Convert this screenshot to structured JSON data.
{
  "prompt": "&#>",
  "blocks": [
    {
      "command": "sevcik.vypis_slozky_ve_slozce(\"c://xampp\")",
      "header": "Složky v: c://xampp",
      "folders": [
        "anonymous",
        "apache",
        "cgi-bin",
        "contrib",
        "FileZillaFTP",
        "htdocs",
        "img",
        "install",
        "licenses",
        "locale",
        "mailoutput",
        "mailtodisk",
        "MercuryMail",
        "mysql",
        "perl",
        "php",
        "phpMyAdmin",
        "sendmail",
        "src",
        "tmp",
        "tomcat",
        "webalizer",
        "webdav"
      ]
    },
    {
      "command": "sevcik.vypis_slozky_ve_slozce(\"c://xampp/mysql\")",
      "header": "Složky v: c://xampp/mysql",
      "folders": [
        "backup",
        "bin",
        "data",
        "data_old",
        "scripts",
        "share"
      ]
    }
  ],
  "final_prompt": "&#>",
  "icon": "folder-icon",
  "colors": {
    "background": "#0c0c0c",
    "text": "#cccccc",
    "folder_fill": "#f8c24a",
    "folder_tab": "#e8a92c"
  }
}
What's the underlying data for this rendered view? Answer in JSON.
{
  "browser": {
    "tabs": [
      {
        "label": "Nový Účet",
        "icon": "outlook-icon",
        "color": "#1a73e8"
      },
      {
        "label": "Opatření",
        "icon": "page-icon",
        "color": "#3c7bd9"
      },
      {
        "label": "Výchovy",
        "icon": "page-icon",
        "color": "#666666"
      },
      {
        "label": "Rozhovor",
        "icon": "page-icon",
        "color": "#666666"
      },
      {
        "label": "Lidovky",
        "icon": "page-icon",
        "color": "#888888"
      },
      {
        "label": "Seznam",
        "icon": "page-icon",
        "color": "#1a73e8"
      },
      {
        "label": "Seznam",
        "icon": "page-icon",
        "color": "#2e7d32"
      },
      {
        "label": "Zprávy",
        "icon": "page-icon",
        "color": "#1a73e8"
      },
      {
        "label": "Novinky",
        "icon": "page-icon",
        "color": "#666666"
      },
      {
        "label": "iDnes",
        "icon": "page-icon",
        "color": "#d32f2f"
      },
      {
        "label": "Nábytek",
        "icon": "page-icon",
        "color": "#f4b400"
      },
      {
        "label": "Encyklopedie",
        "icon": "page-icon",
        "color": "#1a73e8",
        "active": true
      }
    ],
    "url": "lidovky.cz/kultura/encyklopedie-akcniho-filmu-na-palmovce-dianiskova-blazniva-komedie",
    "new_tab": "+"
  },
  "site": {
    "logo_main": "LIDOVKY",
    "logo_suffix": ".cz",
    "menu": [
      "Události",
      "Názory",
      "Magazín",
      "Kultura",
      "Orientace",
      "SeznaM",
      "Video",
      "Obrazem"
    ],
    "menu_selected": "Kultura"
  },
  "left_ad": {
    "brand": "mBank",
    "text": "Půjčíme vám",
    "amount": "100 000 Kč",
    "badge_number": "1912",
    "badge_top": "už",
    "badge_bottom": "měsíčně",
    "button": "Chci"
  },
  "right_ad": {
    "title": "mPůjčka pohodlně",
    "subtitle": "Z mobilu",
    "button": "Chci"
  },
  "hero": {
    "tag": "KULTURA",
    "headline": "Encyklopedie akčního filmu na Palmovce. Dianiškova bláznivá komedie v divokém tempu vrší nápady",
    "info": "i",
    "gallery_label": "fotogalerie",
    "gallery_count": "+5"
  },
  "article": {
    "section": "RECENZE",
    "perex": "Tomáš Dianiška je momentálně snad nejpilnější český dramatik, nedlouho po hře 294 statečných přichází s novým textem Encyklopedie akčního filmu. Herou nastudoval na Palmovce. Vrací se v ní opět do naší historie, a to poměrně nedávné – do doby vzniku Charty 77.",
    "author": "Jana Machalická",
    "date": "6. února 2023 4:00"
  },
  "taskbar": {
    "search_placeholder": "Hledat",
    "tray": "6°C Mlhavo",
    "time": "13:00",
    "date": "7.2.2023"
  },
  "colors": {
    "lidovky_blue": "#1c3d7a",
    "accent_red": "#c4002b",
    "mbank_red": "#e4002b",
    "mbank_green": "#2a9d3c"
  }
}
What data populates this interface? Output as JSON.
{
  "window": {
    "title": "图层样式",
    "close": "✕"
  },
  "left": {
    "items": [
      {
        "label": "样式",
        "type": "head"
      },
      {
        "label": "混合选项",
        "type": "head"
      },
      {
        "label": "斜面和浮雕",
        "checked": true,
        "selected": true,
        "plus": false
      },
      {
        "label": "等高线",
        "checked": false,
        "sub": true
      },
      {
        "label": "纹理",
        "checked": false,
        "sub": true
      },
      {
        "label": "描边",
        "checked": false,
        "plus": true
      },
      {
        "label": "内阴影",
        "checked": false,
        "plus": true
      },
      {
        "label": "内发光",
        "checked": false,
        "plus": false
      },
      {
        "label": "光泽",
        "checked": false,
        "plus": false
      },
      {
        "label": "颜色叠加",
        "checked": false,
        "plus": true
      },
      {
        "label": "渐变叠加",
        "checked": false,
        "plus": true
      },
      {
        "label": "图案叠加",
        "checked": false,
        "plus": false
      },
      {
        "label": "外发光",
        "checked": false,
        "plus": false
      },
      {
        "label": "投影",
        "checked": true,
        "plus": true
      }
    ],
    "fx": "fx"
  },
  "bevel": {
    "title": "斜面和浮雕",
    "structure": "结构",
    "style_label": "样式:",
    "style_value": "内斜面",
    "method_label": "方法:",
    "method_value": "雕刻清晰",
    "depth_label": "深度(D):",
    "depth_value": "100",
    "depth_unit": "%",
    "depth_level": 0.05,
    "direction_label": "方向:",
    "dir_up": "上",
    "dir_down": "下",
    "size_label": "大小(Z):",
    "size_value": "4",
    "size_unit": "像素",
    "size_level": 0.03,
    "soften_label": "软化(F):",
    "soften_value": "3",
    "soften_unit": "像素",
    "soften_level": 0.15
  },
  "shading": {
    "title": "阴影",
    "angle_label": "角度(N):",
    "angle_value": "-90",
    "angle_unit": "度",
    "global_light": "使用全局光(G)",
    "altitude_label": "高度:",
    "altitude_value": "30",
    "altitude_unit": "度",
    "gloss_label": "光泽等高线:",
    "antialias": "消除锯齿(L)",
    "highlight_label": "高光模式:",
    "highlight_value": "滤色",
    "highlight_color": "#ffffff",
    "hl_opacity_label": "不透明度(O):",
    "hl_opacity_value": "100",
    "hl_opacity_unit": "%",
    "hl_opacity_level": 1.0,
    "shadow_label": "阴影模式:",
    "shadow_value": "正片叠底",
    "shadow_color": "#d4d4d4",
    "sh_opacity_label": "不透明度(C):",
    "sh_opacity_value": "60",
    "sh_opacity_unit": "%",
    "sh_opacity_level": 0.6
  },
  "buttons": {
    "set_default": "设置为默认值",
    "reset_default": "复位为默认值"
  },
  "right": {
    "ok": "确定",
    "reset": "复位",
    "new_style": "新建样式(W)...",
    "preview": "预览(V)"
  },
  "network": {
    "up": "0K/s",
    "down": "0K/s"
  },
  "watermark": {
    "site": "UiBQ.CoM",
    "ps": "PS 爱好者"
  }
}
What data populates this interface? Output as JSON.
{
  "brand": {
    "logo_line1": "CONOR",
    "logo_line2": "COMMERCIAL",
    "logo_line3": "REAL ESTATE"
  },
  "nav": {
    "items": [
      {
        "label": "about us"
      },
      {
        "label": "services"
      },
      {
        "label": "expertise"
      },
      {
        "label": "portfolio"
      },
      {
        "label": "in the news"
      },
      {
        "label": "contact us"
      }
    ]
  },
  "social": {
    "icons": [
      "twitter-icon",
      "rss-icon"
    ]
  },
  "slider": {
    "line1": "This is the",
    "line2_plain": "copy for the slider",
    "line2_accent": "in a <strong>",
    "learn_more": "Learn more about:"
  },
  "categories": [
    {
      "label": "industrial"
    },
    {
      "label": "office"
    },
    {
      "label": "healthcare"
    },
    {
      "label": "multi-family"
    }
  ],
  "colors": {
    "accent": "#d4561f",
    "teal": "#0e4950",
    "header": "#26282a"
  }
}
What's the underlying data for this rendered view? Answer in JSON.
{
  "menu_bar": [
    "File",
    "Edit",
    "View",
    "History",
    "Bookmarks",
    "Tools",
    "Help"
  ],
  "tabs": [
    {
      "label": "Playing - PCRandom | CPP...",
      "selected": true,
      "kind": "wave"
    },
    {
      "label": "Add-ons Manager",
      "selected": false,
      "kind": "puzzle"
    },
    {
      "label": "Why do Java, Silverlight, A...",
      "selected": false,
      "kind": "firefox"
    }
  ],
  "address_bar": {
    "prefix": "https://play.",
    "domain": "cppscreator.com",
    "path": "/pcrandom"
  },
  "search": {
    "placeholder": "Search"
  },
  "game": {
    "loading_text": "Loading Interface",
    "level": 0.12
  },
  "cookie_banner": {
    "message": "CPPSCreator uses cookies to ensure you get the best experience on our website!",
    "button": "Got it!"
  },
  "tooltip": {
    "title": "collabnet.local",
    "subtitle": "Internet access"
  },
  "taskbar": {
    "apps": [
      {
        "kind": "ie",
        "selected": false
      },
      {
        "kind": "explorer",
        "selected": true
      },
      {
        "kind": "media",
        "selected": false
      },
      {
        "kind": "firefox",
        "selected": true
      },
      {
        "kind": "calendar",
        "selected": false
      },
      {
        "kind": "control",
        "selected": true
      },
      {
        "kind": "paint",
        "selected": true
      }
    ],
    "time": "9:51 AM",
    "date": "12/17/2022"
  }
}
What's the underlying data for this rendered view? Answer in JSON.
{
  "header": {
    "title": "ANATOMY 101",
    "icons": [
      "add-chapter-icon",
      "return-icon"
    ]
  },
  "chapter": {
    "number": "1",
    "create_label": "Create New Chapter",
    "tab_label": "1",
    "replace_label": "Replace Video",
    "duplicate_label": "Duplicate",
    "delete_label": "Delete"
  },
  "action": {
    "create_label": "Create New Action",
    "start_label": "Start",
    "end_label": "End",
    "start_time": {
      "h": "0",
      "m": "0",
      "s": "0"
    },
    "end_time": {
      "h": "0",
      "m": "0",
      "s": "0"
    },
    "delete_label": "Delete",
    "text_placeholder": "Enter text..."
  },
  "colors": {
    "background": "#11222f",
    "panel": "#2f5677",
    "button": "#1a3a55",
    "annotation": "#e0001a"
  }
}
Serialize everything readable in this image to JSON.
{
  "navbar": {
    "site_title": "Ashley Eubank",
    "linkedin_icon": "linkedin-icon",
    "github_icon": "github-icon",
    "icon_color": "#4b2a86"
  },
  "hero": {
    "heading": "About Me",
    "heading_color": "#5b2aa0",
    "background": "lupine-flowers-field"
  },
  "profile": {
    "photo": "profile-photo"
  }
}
-=-=-
Review the preceding data and report every line that includes the string "mysql".

> [Task output]:
        "mysql",
      "command": "sevcik.vypis_slozky_ve_slozce(\"c://xampp/mysql\")",
      "header": "Složky v: c://xampp/mysql",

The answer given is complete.